(Exercise requirements):
Would you transcribe all of the data exactly, down to the last character?

(Data records)
************
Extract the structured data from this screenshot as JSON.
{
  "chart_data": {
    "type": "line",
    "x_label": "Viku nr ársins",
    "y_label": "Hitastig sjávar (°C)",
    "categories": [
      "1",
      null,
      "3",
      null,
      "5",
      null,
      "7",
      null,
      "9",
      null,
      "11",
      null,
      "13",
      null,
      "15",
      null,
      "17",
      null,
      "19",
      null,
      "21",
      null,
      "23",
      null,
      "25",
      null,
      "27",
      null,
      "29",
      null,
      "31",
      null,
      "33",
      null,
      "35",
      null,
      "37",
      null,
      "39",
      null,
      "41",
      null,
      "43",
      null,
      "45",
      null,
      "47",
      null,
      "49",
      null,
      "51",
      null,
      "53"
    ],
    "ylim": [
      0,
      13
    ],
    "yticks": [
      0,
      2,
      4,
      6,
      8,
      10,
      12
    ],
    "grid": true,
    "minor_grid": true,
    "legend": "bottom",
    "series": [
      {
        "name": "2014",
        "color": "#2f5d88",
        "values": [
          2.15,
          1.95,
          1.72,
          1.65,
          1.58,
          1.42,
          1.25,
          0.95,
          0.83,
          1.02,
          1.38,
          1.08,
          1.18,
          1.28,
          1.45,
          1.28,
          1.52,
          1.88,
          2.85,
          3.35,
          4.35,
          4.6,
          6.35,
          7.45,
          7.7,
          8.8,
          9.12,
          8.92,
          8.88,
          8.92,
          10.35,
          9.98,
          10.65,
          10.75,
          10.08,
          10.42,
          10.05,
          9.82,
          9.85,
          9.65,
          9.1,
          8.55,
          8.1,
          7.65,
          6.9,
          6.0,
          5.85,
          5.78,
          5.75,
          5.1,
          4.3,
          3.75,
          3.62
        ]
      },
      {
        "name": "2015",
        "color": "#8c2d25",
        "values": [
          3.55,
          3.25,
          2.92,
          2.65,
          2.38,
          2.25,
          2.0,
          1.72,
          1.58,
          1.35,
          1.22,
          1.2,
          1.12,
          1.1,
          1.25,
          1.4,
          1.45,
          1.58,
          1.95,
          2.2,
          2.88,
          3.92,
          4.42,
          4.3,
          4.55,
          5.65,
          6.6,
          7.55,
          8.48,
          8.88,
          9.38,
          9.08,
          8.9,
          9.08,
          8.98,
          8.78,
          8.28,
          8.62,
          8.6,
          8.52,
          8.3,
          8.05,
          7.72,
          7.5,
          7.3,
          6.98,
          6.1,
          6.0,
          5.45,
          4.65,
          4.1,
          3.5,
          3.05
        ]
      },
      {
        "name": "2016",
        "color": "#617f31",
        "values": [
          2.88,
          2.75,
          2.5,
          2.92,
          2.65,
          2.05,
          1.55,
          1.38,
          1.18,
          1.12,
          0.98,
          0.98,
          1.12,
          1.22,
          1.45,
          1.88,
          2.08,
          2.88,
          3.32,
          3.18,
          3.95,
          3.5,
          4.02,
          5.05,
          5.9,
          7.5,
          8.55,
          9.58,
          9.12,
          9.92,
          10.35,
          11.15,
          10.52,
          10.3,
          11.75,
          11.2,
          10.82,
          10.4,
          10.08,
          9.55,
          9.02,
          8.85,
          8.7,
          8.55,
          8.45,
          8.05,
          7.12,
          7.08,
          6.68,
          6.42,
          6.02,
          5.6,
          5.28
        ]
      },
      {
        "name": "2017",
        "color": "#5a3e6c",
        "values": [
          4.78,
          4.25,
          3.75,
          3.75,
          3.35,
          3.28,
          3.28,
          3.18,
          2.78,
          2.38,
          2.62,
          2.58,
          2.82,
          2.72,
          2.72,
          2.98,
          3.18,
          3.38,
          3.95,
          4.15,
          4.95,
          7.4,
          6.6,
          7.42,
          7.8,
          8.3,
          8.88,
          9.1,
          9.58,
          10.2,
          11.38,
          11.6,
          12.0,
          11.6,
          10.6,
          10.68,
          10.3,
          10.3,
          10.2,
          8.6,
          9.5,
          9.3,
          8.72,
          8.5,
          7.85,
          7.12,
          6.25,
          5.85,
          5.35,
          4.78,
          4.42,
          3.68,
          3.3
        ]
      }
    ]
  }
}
************
(Result below):
Extract the structured data from this screenshot as JSON.
{
  "chart_data": {
    "type": "line",
    "x_label": "Viku nr ársins",
    "y_label": "Hitastig sjávar (°C)",
    "categories": [
      "1",
      null,
      "3",
      null,
      "5",
      null,
      "7",
      null,
      "9",
      null,
      "11",
      null,
      "13",
      null,
      "15",
      null,
      "17",
      null,
      "19",
      null,
      "21",
      null,
      "23",
      null,
      "25",
      null,
      "27",
      null,
      "29",
      null,
      "31",
      null,
      "33",
      null,
      "35",
      null,
      "37",
      null,
      "39",
      null,
      "41",
      null,
      "43",
      null,
      "45",
      null,
      "47",
      null,
      "49",
      null,
      "51",
      null,
      "53"
    ],
    "ylim": [
      0,
      13
    ],
    "yticks": [
      0,
      2,
      4,
      6,
      8,
      10,
      12
    ],
    "grid": true,
    "minor_grid": true,
    "legend": "bottom",
    "series": [
      {
        "name": "2014",
        "color": "#2f5d88",
        "values": [
          2.15,
          1.95,
          1.72,
          1.65,
          1.58,
          1.42,
          1.25,
          0.95,
          0.83,
          1.02,
          1.38,
          1.08,
          1.18,
          1.28,
          1.45,
          1.28,
          1.52,
          1.88,
          2.85,
          3.35,
          4.35,
          4.6,
          6.35,
          7.45,
          7.7,
          8.8,
          9.12,
          8.92,
          8.88,
          8.92,
          10.35,
          9.98,
          10.65,
          10.75,
          10.08,
          10.42,
          10.05,
          9.82,
          9.85,
          9.65,
          9.1,
          8.55,
          8.1,
          7.65,
          6.9,
          6.0,
          5.85,
          5.78,
          5.75,
          5.1,
          4.3,
          3.75,
          3.62
        ]
      },
      {
        "name": "2015",
        "color": "#8c2d25",
        "values": [
          3.55,
          3.25,
          2.92,
          2.65,
          2.38,
          2.25,
          2.0,
          1.72,
          1.58,
          1.35,
          1.22,
          1.2,
          1.12,
          1.1,
          1.25,
          1.4,
          1.45,
          1.58,
          1.95,
          2.2,
          2.88,
          3.92,
          4.42,
          4.3,
          4.55,
          5.65,
          6.6,
          7.55,
          8.48,
          8.88,
          9.38,
          9.08,
          8.9,
          9.08,
          8.98,
          8.78,
          8.28,
          8.62,
          8.6,
          8.52,
          8.3,
          8.05,
          7.72,
          7.5,
          7.3,
          6.98,
          6.1,
          6.0,
          5.45,
          4.65,
          4.1,
          3.5,
          3.05
        ]
      },
      {
        "name": "2016",
        "color": "#617f31",
        "values": [
          2.88,
          2.75,
          2.5,
          2.92,
          2.65,
          2.05,
          1.55,
          1.38,
          1.18,
          1.12,
          0.98,
          0.98,
          1.12,
          1.22,
          1.45,
          1.88,
          2.08,
          2.88,
          3.32,
          3.18,
          3.95,
          3.5,
          4.02,
          5.05,
          5.9,
          7.5,
          8.55,
          9.58,
          9.12,
          9.92,
          10.35,
          11.15,
          10.52,
          10.3,
          11.75,
          11.2,
          10.82,
          10.4,
          10.08,
          9.55,
          9.02,
          8.85,
          8.7,
          8.55,
          8.45,
          8.05,
          7.12,
          7.08,
          6.68,
          6.42,
          6.02,
          5.6,
          5.28
        ]
      },
      {
        "name": "2017",
        "color": "#5a3e6c",
        "values": [
          4.78,
          4.25,
          3.75,
          3.75,
          3.35,
          3.28,
          3.28,
          3.18,
          2.78,
          2.38,
          2.62,
          2.58,
          2.82,
          2.72,
          2.72,
          2.98,
          3.18,
          3.38,
          3.95,
          4.15,
          4.95,
          7.4,
          6.6,
          7.42,
          7.8,
          8.3,
          8.88,
          9.1,
          9.58,
          10.2,
          11.38,
          11.6,
          12.0,
          11.6,
          10.6,
          10.68,
          10.3,
          10.3,
          10.2,
          8.6,
          9.5,
          9.3,
          8.72,
          8.5,
          7.85,
          7.12,
          6.25,
          5.85,
          5.35,
          4.78,
          4.42,
          3.68,
          3.3
        ]
      }
    ]
  }
}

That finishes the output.